● **YOUR INSTRUCTIONS**: Below is a set of records; restate each one word for word.

-- BEGIN --

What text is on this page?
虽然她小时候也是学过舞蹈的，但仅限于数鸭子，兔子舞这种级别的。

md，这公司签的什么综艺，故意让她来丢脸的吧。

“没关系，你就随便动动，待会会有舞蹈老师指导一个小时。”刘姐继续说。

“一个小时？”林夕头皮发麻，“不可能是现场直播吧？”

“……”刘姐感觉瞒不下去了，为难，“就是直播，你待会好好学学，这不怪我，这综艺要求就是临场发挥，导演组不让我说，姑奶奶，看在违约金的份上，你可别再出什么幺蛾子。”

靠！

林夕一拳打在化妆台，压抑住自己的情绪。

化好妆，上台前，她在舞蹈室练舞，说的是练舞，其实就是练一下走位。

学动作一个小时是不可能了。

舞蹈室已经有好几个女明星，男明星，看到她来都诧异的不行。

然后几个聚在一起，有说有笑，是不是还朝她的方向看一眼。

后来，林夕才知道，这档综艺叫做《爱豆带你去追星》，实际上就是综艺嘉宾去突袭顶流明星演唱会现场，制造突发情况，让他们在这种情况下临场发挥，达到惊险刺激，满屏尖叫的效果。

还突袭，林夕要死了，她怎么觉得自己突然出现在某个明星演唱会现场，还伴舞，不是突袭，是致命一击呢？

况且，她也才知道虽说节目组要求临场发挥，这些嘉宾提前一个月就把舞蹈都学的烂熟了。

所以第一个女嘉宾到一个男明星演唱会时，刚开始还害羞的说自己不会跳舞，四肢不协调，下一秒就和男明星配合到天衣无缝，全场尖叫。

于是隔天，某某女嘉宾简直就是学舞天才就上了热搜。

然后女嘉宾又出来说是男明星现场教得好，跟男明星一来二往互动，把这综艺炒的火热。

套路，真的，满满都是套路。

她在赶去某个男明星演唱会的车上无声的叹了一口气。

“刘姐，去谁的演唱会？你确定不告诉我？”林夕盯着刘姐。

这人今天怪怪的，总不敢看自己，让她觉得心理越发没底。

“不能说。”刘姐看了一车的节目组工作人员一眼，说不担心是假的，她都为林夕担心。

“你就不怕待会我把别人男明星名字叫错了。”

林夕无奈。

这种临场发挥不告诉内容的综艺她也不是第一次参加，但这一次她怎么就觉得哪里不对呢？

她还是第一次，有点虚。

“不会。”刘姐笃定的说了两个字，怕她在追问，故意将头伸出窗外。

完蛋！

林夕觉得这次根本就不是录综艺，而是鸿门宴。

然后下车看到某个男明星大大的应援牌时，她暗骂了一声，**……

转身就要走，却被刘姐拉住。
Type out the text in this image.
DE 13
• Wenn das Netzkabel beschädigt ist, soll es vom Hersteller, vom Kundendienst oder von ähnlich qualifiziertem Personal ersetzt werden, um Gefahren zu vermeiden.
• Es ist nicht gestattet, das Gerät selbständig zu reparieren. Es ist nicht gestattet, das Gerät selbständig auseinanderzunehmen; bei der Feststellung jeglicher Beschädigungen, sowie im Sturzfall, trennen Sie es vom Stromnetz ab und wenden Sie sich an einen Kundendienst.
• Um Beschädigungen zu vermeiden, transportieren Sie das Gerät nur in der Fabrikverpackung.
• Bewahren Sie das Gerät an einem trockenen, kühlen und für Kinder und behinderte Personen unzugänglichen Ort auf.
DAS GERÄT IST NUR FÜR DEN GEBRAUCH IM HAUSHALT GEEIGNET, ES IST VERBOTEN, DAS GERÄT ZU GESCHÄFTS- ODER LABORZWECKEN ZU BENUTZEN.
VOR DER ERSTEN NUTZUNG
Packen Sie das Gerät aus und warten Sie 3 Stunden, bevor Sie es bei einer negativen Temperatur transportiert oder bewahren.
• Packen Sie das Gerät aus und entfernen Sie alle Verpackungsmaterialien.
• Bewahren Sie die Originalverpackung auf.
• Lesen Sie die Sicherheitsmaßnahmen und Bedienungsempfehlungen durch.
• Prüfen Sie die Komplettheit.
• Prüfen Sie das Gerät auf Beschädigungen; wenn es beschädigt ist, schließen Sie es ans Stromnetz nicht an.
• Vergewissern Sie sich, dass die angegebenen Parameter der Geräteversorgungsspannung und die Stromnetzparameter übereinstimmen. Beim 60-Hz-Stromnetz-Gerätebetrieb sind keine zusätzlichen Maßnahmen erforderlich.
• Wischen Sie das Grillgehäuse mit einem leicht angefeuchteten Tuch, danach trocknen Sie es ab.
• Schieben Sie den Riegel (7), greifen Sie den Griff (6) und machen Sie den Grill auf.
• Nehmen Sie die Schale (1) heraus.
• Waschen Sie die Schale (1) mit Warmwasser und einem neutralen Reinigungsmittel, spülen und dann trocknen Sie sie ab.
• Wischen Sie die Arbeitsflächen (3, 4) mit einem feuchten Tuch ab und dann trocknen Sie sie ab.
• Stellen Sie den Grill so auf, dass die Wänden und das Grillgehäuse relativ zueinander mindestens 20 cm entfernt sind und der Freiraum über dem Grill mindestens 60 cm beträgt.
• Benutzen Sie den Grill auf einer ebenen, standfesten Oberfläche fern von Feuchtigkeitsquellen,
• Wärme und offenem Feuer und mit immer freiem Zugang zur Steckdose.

-- END --

● **TASK RESPONSE**:
What text is on this page?
虽然她小时候也是学过舞蹈的，但仅限于数鸭子，兔子舞这种级别的。

md，这公司签的什么综艺，故意让她来丢脸的吧。

“没关系，你就随便动动，待会会有舞蹈老师指导一个小时。”刘姐继续说。

“一个小时？”林夕头皮发麻，“不可能是现场直播吧？”

“……”刘姐感觉瞒不下去了，为难，“就是直播，你待会好好学学，这不怪我，这综艺要求就是临场发挥，导演组不让我说，姑奶奶，看在违约金的份上，你可别再出什么幺蛾子。”

靠！

林夕一拳打在化妆台，压抑住自己的情绪。

化好妆，上台前，她在舞蹈室练舞，说的是练舞，其实就是练一下走位。

学动作一个小时是不可能了。

舞蹈室已经有好几个女明星，男明星，看到她来都诧异的不行。

然后几个聚在一起，有说有笑，是不是还朝她的方向看一眼。

后来，林夕才知道，这档综艺叫做《爱豆带你去追星》，实际上就是综艺嘉宾去突袭顶流明星演唱会现场，制造突发情况，让他们在这种情况下临场发挥，达到惊险刺激，满屏尖叫的效果。

还突袭，林夕要死了，她怎么觉得自己突然出现在某个明星演唱会现场，还伴舞，不是突袭，是致命一击呢？

况且，她也才知道虽说节目组要求临场发挥，这些嘉宾提前一个月就把舞蹈都学的烂熟了。

所以第一个女嘉宾到一个男明星演唱会时，刚开始还害羞的说自己不会跳舞，四肢不协调，下一秒就和男明星配合到天衣无缝，全场尖叫。

于是隔天，某某女嘉宾简直就是学舞天才就上了热搜。

然后女嘉宾又出来说是男明星现场教得好，跟男明星一来二往互动，把这综艺炒的火热。

套路，真的，满满都是套路。

她在赶去某个男明星演唱会的车上无声的叹了一口气。

“刘姐，去谁的演唱会？你确定不告诉我？”林夕盯着刘姐。

这人今天怪怪的，总不敢看自己，让她觉得心理越发没底。

“不能说。”刘姐看了一车的节目组工作人员一眼，说不担心是假的，她都为林夕担心。

“你就不怕待会我把别人男明星名字叫错了。”

林夕无奈。

这种临场发挥不告诉内容的综艺她也不是第一次参加，但这一次她怎么就觉得哪里不对呢？

她还是第一次，有点虚。

“不会。”刘姐笃定的说了两个字，怕她在追问，故意将头伸出窗外。

完蛋！

林夕觉得这次根本就不是录综艺，而是鸿门宴。

然后下车看到某个男明星大大的应援牌时，她暗骂了一声，**……

转身就要走，却被刘姐拉住。
Type out the text in this image.
DE 13
• Wenn das Netzkabel beschädigt ist, soll es vom Hersteller, vom Kundendienst oder von ähnlich qualifiziertem Personal ersetzt werden, um Gefahren zu vermeiden.
• Es ist nicht gestattet, das Gerät selbständig zu reparieren. Es ist nicht gestattet, das Gerät selbständig auseinanderzunehmen; bei der Feststellung jeglicher Beschädigungen, sowie im Sturzfall, trennen Sie es vom Stromnetz ab und wenden Sie sich an einen Kundendienst.
• Um Beschädigungen zu vermeiden, transportieren Sie das Gerät nur in der Fabrikverpackung.
• Bewahren Sie das Gerät an einem trockenen, kühlen und für Kinder und behinderte Personen unzugänglichen Ort auf.
DAS GERÄT IST NUR FÜR DEN GEBRAUCH IM HAUSHALT GEEIGNET, ES IST VERBOTEN, DAS GERÄT ZU GESCHÄFTS- ODER LABORZWECKEN ZU BENUTZEN.
VOR DER ERSTEN NUTZUNG
Packen Sie das Gerät aus und warten Sie 3 Stunden, bevor Sie es bei einer negativen Temperatur transportiert oder bewahren.
• Packen Sie das Gerät aus und entfernen Sie alle Verpackungsmaterialien.
• Bewahren Sie die Originalverpackung auf.
• Lesen Sie die Sicherheitsmaßnahmen und Bedienungsempfehlungen durch.
• Prüfen Sie die Komplettheit.
• Prüfen Sie das Gerät auf Beschädigungen; wenn es beschädigt ist, schließen Sie es ans Stromnetz nicht an.
• Vergewissern Sie sich, dass die angegebenen Parameter der Geräteversorgungsspannung und die Stromnetzparameter übereinstimmen. Beim 60-Hz-Stromnetz-Gerätebetrieb sind keine zusätzlichen Maßnahmen erforderlich.
• Wischen Sie das Grillgehäuse mit einem leicht angefeuchteten Tuch, danach trocknen Sie es ab.
• Schieben Sie den Riegel (7), greifen Sie den Griff (6) und machen Sie den Grill auf.
• Nehmen Sie die Schale (1) heraus.
• Waschen Sie die Schale (1) mit Warmwasser und einem neutralen Reinigungsmittel, spülen und dann trocknen Sie sie ab.
• Wischen Sie die Arbeitsflächen (3, 4) mit einem feuchten Tuch ab und dann trocknen Sie sie ab.
• Stellen Sie den Grill so auf, dass die Wänden und das Grillgehäuse relativ zueinander mindestens 20 cm entfernt sind und der Freiraum über dem Grill mindestens 60 cm beträgt.
• Benutzen Sie den Grill auf einer ebenen, standfesten Oberfläche fern von Feuchtigkeitsquellen,
• Wärme und offenem Feuer und mit immer freiem Zugang zur Steckdose.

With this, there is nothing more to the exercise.